(Part of a data file)
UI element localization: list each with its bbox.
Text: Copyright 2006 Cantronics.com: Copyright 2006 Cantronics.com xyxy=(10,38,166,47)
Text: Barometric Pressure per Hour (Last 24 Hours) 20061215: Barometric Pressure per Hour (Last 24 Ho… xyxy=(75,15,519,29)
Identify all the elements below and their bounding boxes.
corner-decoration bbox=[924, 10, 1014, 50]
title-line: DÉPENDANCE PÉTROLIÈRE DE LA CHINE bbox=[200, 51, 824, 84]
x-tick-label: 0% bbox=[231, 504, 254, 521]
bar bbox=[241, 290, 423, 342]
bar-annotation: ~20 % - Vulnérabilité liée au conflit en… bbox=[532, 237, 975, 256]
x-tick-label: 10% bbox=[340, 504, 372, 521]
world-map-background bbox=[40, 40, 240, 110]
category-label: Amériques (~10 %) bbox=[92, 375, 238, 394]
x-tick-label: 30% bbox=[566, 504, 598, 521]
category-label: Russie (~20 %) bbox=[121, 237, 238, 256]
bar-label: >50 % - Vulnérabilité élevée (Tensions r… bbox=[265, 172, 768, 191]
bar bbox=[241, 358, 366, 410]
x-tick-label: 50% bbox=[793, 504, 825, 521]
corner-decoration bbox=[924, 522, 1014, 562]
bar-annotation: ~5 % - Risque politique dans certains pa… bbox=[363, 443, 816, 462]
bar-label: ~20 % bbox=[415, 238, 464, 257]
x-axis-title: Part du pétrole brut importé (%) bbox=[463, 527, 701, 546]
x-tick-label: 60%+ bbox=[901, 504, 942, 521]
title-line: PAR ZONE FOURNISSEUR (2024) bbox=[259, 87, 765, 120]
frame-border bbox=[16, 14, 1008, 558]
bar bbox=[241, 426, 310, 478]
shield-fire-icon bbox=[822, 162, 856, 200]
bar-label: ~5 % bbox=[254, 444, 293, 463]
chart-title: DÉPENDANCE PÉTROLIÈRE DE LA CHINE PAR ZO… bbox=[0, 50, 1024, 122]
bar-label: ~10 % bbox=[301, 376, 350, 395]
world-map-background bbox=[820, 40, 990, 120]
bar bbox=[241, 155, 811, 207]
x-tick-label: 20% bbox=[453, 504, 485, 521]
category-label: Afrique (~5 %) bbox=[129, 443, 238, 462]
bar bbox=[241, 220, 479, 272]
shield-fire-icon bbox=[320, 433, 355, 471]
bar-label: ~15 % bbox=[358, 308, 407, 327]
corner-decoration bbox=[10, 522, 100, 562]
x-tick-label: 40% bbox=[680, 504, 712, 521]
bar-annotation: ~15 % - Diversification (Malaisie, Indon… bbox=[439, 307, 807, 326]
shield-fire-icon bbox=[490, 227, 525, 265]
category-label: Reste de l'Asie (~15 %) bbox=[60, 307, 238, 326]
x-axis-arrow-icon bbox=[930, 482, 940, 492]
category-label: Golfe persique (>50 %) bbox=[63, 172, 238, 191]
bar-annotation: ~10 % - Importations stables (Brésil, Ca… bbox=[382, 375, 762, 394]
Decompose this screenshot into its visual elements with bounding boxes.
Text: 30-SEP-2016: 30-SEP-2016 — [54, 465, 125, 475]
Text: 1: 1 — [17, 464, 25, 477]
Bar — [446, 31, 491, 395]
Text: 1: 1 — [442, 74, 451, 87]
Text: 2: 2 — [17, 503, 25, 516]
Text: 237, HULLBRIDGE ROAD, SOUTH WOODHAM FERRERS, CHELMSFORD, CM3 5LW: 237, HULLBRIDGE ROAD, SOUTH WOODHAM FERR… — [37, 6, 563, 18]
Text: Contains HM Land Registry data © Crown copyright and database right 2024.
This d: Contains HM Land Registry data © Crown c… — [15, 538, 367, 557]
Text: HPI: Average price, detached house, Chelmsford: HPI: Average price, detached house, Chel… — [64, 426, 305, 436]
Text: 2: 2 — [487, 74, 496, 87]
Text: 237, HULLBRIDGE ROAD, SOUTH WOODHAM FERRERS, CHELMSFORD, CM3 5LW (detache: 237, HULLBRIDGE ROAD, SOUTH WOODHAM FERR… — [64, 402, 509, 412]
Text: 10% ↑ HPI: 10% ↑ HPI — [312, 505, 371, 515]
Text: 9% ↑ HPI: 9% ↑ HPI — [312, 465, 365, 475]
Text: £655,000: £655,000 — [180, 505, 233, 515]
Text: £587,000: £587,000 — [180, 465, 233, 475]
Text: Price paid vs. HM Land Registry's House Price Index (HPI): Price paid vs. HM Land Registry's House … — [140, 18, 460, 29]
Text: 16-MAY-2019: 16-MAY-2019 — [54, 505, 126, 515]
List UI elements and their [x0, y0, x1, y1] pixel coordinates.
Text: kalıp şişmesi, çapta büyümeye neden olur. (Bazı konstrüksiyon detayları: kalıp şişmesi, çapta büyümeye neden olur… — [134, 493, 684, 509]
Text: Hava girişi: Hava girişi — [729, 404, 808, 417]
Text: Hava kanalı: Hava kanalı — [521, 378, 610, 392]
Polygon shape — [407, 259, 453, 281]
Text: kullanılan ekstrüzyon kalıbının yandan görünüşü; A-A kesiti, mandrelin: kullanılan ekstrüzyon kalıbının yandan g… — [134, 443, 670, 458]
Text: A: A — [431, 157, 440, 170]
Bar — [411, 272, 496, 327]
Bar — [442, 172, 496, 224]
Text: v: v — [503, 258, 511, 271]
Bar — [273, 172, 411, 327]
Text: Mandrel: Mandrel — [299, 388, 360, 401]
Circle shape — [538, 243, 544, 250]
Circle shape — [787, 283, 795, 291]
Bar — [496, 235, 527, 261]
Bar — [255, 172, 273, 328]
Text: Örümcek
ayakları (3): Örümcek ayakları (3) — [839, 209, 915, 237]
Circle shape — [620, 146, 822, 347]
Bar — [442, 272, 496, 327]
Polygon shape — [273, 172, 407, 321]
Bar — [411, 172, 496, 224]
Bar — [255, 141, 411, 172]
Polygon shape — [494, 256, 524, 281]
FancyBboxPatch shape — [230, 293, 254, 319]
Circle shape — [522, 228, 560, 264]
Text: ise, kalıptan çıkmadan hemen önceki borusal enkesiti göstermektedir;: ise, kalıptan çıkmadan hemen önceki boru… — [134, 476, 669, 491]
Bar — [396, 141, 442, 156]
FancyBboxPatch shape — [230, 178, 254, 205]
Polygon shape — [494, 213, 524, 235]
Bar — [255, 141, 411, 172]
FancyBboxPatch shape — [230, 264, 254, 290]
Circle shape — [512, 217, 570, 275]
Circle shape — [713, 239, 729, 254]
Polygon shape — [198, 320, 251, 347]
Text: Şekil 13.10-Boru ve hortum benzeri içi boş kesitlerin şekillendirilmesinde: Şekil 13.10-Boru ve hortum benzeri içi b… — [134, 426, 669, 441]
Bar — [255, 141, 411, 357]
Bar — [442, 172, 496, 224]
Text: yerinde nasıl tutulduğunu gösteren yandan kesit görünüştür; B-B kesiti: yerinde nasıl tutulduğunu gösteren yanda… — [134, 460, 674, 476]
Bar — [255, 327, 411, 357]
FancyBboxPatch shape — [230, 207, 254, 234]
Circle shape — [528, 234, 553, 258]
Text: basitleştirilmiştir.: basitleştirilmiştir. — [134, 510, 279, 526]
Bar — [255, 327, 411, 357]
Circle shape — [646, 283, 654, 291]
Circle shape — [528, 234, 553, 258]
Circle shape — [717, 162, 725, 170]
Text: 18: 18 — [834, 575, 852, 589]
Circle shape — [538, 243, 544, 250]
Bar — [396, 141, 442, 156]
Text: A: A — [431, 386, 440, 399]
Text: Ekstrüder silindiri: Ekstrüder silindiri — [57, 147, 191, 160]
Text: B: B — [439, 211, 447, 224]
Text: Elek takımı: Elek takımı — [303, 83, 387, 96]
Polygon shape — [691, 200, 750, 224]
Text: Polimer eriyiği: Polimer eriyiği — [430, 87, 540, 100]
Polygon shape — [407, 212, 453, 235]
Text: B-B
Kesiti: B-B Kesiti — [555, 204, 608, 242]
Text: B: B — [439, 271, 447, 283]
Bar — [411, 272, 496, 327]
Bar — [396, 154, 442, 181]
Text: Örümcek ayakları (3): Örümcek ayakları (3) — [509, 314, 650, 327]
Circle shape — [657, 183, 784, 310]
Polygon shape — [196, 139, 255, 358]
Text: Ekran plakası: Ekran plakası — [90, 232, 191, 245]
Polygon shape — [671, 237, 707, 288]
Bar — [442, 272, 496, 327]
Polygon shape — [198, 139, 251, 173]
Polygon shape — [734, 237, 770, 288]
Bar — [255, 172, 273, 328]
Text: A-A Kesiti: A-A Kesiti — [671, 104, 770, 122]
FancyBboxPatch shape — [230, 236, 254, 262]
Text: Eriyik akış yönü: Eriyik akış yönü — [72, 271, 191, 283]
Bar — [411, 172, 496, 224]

**Task**
Return the lines of the data above verbatim, starting at the first line and ending at the line containing "Identify all the", with both of those lines included.

**Answer to the exercise**
UI element localization: list each with its bbox.
Text: Copyright 2006 Cantronics.com: Copyright 2006 Cantronics.com xyxy=(10,38,166,47)
Text: Barometric Pressure per Hour (Last 24 Hours) 20061215: Barometric Pressure per Hour (Last 24 Ho… xyxy=(75,15,519,29)
Identify all the elements below and their bounding boxes.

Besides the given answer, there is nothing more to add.